Objective: Set down the material once more, exactly as it appears.
=== Information provided ===
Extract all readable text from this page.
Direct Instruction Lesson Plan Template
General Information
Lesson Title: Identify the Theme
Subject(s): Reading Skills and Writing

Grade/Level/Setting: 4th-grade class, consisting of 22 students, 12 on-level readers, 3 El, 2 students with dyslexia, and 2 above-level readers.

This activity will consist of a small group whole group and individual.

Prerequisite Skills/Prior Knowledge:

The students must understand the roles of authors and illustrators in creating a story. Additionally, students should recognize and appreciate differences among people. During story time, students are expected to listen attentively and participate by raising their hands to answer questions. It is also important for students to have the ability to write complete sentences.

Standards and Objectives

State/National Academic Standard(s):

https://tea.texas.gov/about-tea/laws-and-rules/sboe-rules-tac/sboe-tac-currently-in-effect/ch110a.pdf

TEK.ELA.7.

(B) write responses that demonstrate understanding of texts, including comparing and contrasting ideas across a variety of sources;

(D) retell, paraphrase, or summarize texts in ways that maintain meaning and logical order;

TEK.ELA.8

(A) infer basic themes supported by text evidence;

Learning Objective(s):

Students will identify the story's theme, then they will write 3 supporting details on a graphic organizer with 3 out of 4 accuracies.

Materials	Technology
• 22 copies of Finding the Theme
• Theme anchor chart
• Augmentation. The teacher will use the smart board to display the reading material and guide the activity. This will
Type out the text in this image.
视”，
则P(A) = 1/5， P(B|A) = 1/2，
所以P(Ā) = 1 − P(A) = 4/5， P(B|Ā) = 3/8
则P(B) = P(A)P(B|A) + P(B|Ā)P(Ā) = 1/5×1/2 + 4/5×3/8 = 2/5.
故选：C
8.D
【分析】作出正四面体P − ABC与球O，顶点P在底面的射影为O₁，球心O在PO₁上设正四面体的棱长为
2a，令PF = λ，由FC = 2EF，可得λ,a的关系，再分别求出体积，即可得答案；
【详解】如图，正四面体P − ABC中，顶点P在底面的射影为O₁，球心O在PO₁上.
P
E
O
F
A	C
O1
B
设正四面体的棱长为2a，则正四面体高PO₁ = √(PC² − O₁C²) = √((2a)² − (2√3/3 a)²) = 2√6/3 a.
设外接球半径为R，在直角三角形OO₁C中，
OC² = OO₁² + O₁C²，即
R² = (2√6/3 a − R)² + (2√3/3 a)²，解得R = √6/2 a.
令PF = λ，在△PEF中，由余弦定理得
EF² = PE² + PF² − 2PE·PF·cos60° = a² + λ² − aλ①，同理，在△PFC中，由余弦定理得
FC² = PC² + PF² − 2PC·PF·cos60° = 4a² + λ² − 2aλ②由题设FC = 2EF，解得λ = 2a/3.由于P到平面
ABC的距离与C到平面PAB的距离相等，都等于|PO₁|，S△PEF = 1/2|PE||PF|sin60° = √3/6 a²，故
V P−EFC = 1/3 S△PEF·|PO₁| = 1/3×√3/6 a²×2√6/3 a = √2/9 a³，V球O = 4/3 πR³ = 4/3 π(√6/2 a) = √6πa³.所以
===
The result:
Extract all readable text from this page.
Direct Instruction Lesson Plan Template
General Information
Lesson Title: Identify the Theme
Subject(s): Reading Skills and Writing

Grade/Level/Setting: 4th-grade class, consisting of 22 students, 12 on-level readers, 3 El, 2 students with dyslexia, and 2 above-level readers.

This activity will consist of a small group whole group and individual.

Prerequisite Skills/Prior Knowledge:

The students must understand the roles of authors and illustrators in creating a story. Additionally, students should recognize and appreciate differences among people. During story time, students are expected to listen attentively and participate by raising their hands to answer questions. It is also important for students to have the ability to write complete sentences.

Standards and Objectives

State/National Academic Standard(s):

https://tea.texas.gov/about-tea/laws-and-rules/sboe-rules-tac/sboe-tac-currently-in-effect/ch110a.pdf

TEK.ELA.7.

(B) write responses that demonstrate understanding of texts, including comparing and contrasting ideas across a variety of sources;

(D) retell, paraphrase, or summarize texts in ways that maintain meaning and logical order;

TEK.ELA.8

(A) infer basic themes supported by text evidence;

Learning Objective(s):

Students will identify the story's theme, then they will write 3 supporting details on a graphic organizer with 3 out of 4 accuracies.

Materials	Technology
• 22 copies of Finding the Theme
• Theme anchor chart
• Augmentation. The teacher will use the smart board to display the reading material and guide the activity. This will
Type out the text in this image.
视”，
则P(A) = 1/5， P(B|A) = 1/2，
所以P(Ā) = 1 − P(A) = 4/5， P(B|Ā) = 3/8
则P(B) = P(A)P(B|A) + P(B|Ā)P(Ā) = 1/5×1/2 + 4/5×3/8 = 2/5.
故选：C
8.D
【分析】作出正四面体P − ABC与球O，顶点P在底面的射影为O₁，球心O在PO₁上设正四面体的棱长为
2a，令PF = λ，由FC = 2EF，可得λ,a的关系，再分别求出体积，即可得答案；
【详解】如图，正四面体P − ABC中，顶点P在底面的射影为O₁，球心O在PO₁上.
P
E
O
F
A	C
O1
B
设正四面体的棱长为2a，则正四面体高PO₁ = √(PC² − O₁C²) = √((2a)² − (2√3/3 a)²) = 2√6/3 a.
设外接球半径为R，在直角三角形OO₁C中，
OC² = OO₁² + O₁C²，即
R² = (2√6/3 a − R)² + (2√3/3 a)²，解得R = √6/2 a.
令PF = λ，在△PEF中，由余弦定理得
EF² = PE² + PF² − 2PE·PF·cos60° = a² + λ² − aλ①，同理，在△PFC中，由余弦定理得
FC² = PC² + PF² − 2PC·PF·cos60° = 4a² + λ² − 2aλ②由题设FC = 2EF，解得λ = 2a/3.由于P到平面
ABC的距离与C到平面PAB的距离相等，都等于|PO₁|，S△PEF = 1/2|PE||PF|sin60° = √3/6 a²，故
V P−EFC = 1/3 S△PEF·|PO₁| = 1/3×√3/6 a²×2√6/3 a = √2/9 a³，V球O = 4/3 πR³ = 4/3 π(√6/2 a) = √6πa³.所以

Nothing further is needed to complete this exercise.